%%
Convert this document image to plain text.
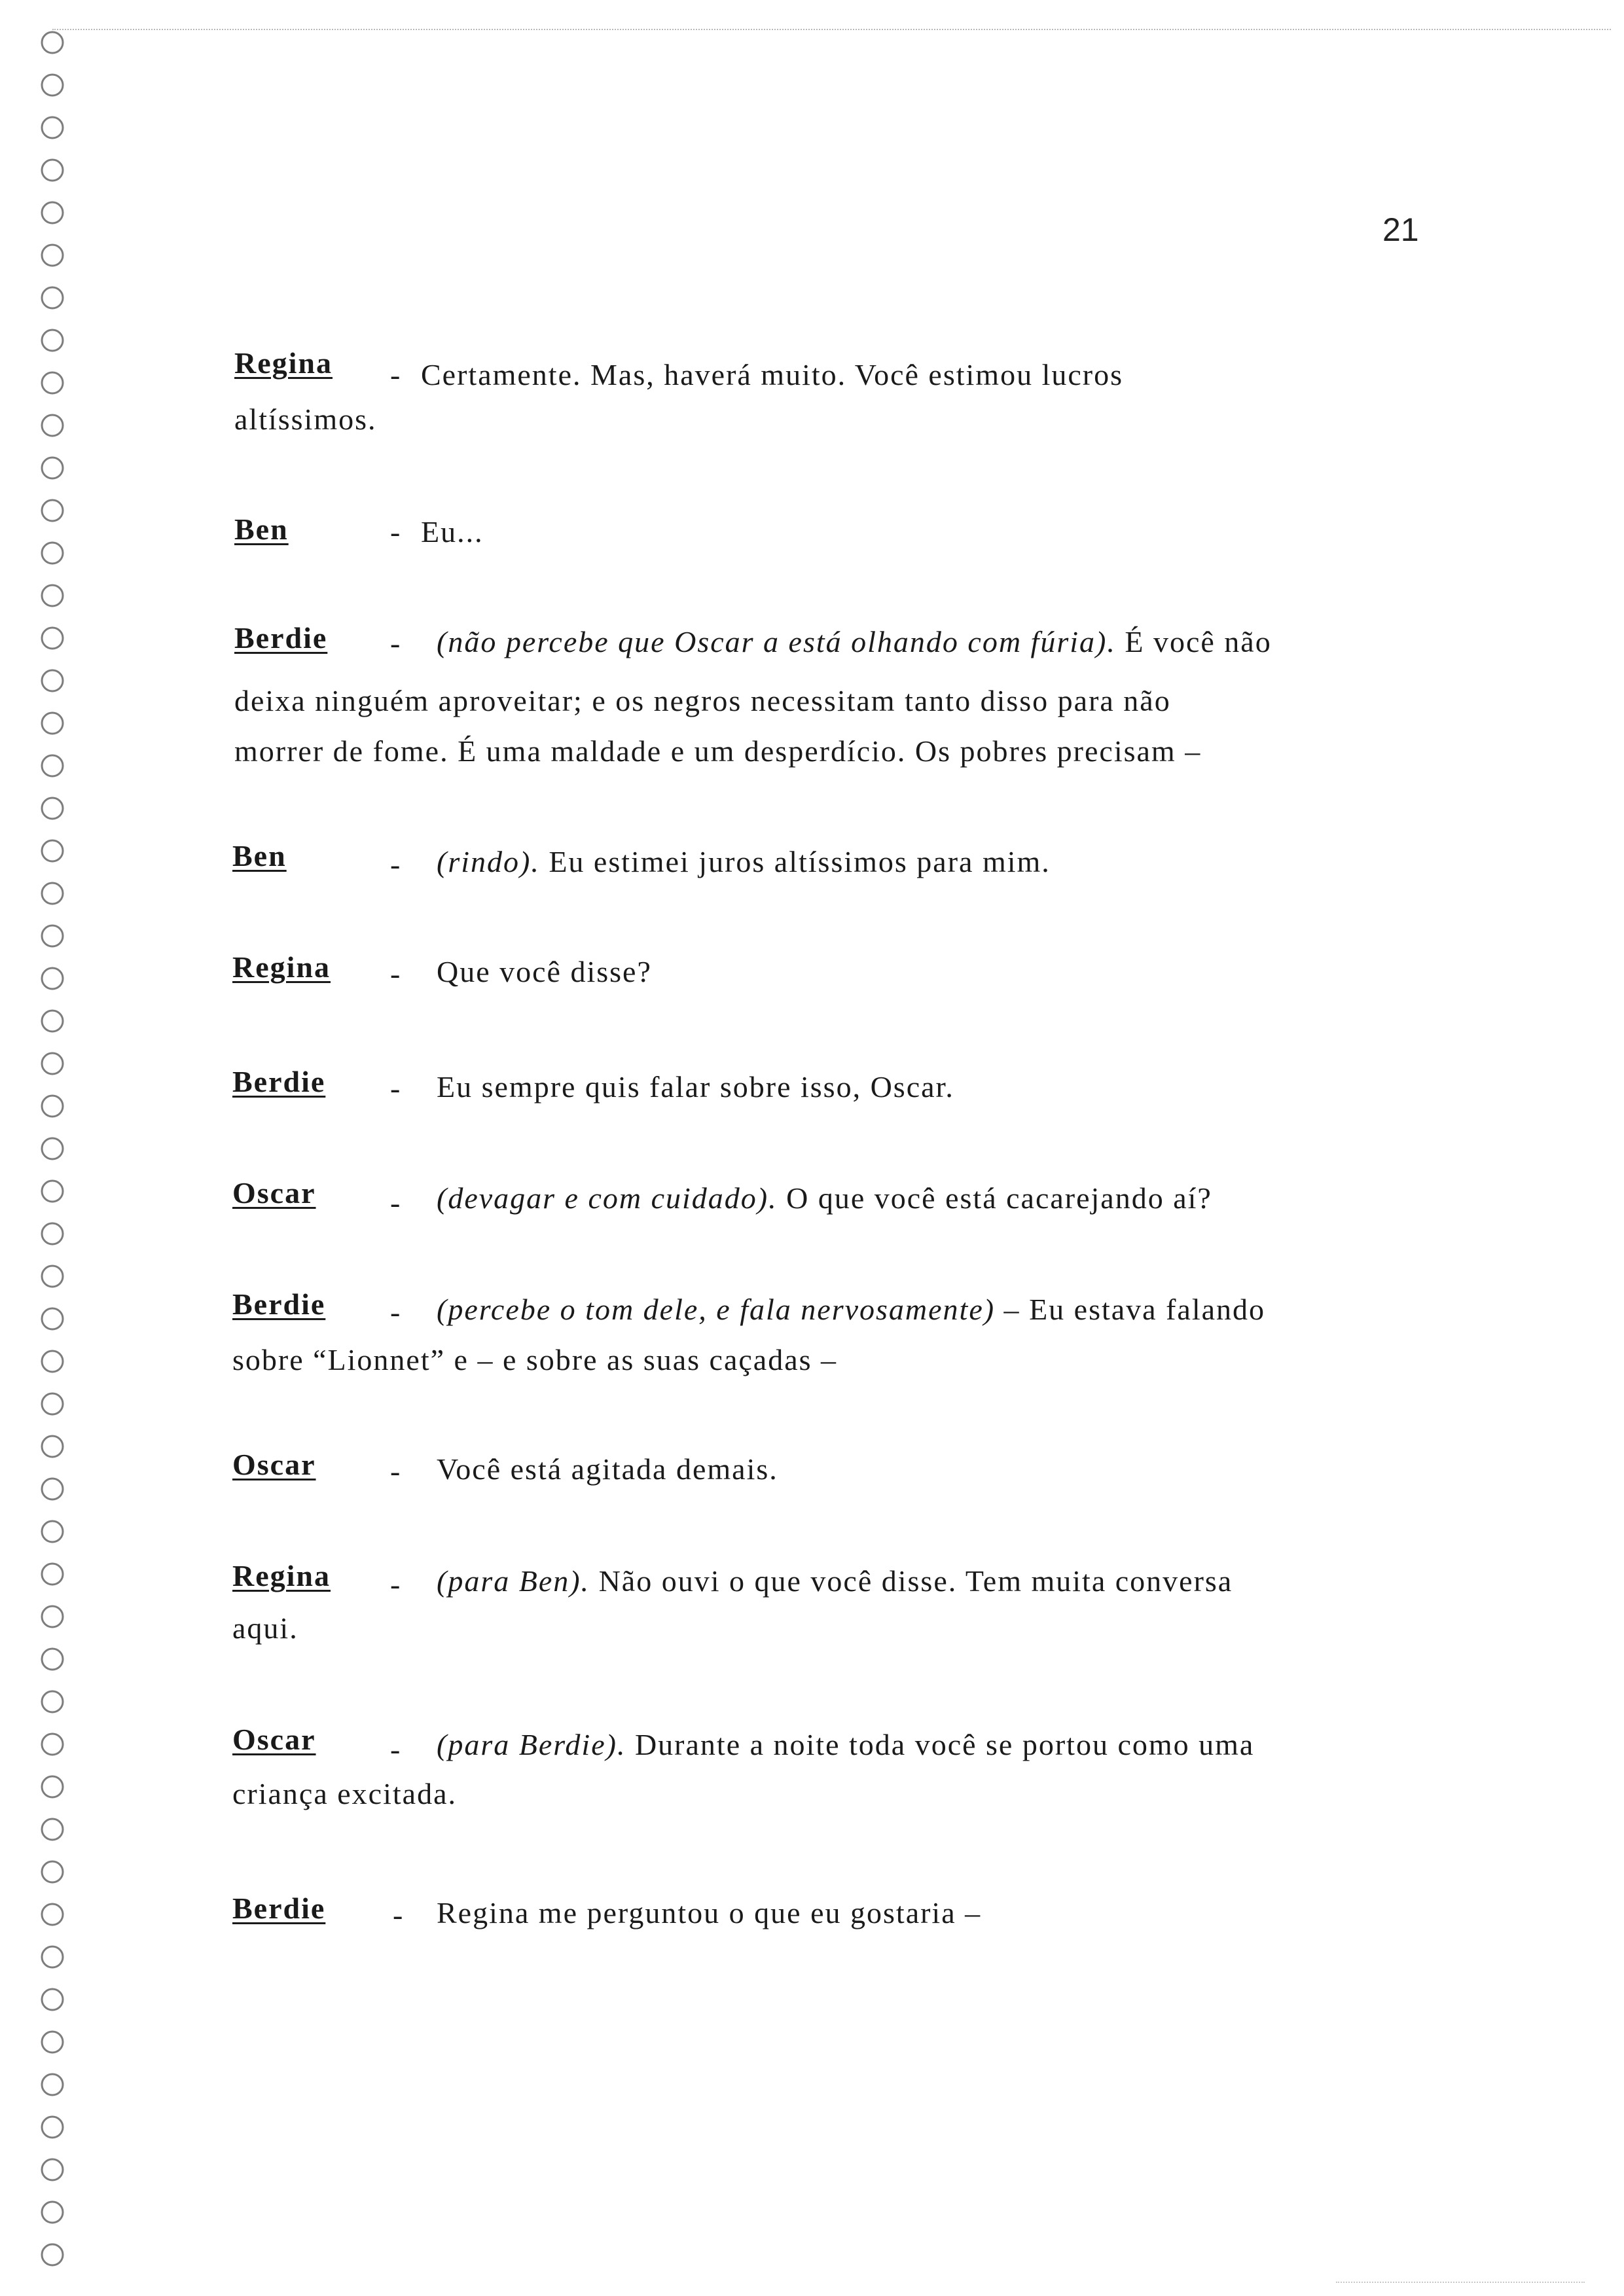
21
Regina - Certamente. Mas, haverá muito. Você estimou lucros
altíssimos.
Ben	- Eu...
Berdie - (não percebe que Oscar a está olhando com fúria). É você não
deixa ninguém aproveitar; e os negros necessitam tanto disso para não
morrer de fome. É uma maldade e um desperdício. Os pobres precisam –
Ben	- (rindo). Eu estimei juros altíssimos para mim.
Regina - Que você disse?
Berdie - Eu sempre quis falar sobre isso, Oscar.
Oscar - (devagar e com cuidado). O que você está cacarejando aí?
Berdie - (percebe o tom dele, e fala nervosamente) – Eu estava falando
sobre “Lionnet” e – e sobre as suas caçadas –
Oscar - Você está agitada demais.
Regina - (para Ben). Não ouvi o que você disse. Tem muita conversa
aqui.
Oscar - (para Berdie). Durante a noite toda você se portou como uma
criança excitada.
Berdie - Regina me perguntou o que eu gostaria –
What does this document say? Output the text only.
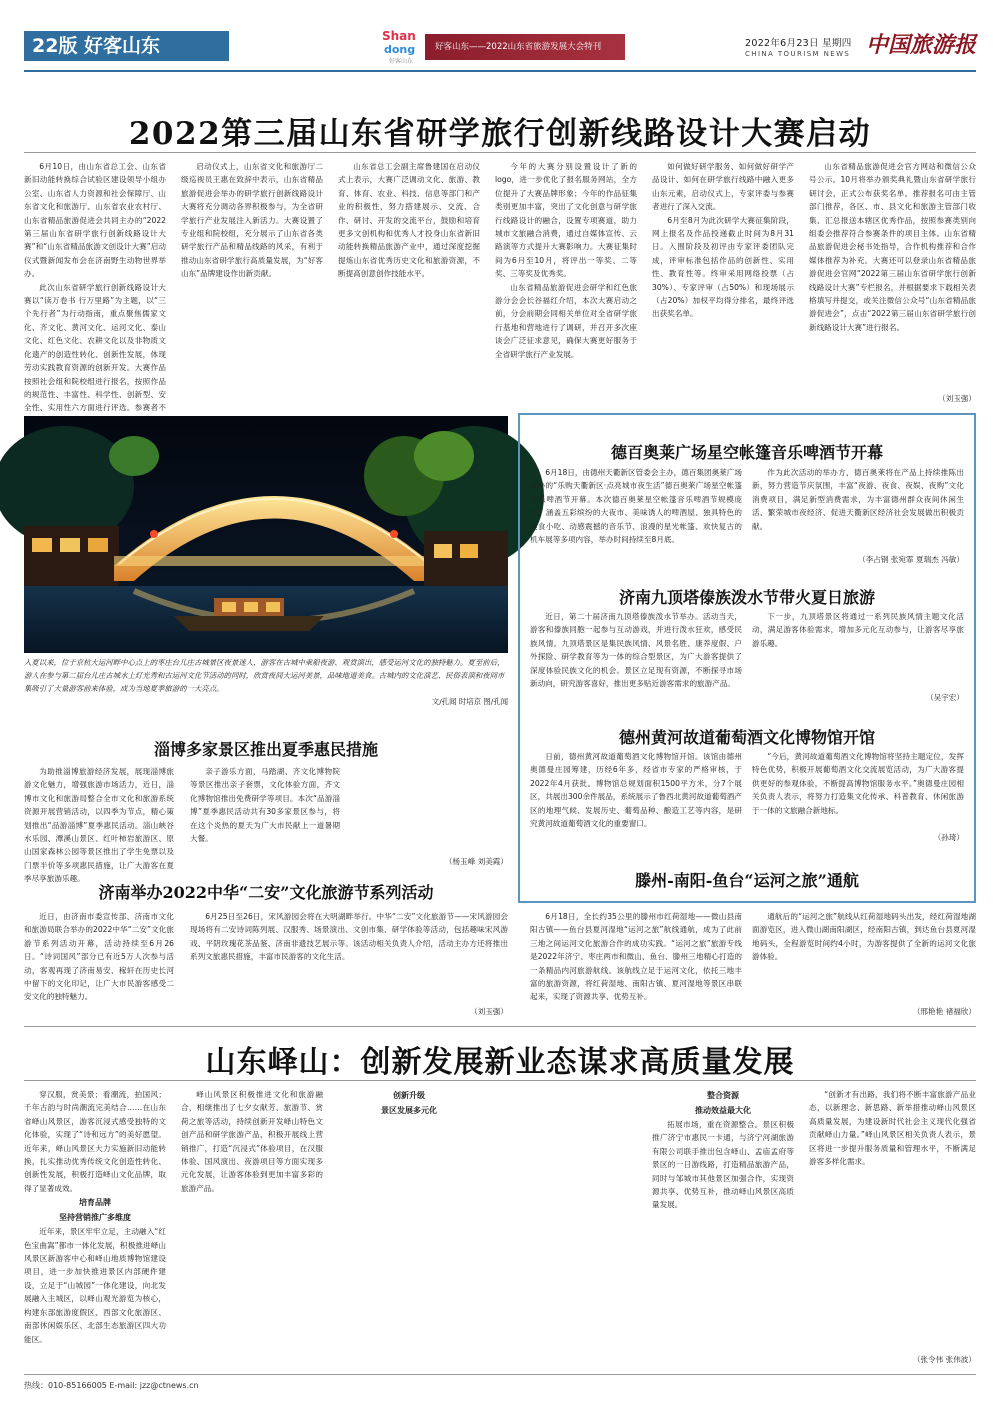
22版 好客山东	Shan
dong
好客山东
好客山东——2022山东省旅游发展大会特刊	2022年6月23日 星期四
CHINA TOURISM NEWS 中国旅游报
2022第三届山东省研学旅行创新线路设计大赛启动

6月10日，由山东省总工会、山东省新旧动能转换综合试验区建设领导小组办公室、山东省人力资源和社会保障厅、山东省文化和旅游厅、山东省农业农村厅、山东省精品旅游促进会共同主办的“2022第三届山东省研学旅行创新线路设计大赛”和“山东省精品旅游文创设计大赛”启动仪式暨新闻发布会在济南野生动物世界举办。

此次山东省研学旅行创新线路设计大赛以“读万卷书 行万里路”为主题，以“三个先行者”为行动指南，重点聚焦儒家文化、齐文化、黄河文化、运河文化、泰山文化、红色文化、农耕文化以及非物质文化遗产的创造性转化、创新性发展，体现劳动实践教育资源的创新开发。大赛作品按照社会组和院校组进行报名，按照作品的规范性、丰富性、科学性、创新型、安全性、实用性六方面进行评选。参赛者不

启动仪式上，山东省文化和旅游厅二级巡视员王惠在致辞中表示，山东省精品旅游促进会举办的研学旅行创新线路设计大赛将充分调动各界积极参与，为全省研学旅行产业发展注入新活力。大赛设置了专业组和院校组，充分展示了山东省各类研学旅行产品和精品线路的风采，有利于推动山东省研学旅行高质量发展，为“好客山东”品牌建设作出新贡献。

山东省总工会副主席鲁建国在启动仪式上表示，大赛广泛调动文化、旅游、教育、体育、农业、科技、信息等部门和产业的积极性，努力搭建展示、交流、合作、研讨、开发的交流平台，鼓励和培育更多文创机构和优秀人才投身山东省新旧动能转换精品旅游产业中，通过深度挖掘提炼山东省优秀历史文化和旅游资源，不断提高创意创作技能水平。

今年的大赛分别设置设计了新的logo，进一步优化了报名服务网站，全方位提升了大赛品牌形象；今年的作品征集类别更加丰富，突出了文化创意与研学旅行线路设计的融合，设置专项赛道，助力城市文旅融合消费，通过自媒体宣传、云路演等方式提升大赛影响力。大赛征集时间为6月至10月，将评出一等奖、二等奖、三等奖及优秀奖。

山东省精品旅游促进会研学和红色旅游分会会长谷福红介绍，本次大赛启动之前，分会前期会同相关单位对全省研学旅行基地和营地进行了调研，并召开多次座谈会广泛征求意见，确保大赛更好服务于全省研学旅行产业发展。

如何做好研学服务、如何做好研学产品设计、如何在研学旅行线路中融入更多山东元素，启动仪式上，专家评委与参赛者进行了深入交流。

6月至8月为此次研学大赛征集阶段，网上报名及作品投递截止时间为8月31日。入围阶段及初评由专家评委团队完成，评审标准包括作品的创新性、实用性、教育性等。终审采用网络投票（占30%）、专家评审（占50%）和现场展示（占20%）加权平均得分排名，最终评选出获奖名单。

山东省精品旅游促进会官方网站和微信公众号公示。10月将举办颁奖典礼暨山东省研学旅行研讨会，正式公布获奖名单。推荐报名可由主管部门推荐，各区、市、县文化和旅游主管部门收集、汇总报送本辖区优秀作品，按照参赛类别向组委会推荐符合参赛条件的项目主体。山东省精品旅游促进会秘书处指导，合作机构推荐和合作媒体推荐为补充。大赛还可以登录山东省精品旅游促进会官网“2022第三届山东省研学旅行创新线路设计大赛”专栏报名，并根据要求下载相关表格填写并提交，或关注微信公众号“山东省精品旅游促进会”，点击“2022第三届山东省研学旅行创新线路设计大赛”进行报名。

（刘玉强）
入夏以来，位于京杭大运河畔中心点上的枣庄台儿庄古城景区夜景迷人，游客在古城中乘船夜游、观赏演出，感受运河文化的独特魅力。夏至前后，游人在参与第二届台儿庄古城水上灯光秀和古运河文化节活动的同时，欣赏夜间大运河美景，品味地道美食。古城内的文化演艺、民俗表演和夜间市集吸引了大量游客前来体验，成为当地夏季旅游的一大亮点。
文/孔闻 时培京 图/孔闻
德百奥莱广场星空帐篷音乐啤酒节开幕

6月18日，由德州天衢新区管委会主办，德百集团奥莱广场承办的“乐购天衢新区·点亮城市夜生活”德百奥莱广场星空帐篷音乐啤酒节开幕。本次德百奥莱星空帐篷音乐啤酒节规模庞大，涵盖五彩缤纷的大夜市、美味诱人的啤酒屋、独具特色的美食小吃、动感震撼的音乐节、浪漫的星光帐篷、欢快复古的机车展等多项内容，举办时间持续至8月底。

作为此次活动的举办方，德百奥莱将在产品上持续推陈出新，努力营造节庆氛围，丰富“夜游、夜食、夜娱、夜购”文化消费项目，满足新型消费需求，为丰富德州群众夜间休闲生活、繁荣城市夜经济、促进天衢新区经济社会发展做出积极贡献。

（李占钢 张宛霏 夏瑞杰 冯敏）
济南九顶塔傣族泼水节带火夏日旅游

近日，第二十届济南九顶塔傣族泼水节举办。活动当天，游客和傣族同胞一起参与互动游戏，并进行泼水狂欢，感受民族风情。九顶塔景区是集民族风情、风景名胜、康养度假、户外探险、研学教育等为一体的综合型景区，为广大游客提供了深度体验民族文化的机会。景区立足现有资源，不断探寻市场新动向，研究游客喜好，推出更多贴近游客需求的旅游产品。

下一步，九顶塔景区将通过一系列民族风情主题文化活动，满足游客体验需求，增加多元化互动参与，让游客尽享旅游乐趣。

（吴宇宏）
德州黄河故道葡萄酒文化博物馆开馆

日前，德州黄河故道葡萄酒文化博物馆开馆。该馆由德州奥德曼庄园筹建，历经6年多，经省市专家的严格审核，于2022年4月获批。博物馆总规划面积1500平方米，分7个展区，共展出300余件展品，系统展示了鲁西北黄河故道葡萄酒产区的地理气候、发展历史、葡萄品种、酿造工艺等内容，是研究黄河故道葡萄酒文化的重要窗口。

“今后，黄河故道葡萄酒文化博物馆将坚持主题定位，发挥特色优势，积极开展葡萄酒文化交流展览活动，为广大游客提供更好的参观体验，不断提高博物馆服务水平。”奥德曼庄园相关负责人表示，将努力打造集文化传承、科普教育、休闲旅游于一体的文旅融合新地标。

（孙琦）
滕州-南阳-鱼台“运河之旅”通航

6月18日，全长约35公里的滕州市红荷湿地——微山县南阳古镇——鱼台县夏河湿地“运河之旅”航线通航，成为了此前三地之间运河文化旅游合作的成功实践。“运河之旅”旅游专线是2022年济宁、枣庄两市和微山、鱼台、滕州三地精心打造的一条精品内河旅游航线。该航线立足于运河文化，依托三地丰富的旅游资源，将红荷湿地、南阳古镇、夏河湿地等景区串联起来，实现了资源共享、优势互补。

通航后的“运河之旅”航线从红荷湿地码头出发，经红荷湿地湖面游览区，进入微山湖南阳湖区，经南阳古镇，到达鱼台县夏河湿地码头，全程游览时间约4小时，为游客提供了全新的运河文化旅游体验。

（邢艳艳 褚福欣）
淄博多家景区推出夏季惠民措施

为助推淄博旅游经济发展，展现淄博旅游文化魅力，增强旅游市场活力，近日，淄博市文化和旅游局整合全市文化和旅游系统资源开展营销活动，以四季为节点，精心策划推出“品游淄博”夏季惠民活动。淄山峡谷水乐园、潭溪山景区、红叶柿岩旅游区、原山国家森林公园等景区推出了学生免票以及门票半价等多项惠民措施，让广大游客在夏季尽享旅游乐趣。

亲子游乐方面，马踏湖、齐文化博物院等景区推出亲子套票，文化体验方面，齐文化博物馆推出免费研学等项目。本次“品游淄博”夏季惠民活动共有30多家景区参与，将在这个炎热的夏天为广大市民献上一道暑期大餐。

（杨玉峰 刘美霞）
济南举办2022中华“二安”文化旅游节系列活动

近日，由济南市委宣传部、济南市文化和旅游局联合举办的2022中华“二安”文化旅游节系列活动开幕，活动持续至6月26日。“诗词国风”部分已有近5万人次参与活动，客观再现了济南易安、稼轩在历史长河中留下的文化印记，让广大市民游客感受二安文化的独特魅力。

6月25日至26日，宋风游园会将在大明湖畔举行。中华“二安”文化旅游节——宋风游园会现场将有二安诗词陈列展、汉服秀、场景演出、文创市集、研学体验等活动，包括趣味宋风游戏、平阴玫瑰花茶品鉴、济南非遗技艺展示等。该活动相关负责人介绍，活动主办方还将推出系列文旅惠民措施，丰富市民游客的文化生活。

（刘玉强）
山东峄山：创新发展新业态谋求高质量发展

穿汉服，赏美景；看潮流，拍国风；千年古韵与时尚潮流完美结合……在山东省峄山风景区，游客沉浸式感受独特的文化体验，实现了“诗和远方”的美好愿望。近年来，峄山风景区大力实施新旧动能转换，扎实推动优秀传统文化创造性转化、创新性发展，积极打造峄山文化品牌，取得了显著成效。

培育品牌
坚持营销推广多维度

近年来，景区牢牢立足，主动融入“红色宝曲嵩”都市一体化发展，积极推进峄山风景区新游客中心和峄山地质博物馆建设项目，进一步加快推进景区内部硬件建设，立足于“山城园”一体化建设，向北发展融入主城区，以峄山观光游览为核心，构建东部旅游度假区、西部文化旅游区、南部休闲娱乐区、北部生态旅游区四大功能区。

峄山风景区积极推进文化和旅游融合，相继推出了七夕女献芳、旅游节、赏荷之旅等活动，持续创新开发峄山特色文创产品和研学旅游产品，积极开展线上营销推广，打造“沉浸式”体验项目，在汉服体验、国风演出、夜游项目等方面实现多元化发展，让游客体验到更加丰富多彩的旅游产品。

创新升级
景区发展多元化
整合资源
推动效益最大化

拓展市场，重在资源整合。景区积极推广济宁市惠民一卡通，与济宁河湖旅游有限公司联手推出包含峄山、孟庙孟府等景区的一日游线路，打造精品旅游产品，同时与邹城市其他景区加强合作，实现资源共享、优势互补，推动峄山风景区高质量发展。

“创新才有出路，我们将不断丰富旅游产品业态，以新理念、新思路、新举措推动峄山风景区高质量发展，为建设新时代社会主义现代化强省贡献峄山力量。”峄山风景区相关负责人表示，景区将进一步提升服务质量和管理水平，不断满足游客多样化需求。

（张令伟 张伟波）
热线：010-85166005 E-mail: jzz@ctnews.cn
%%
Pull out each line containing the word "altíssimos" and copy it.

altíssimos.
Ben	- (rindo). Eu estimei juros altíssimos para mim.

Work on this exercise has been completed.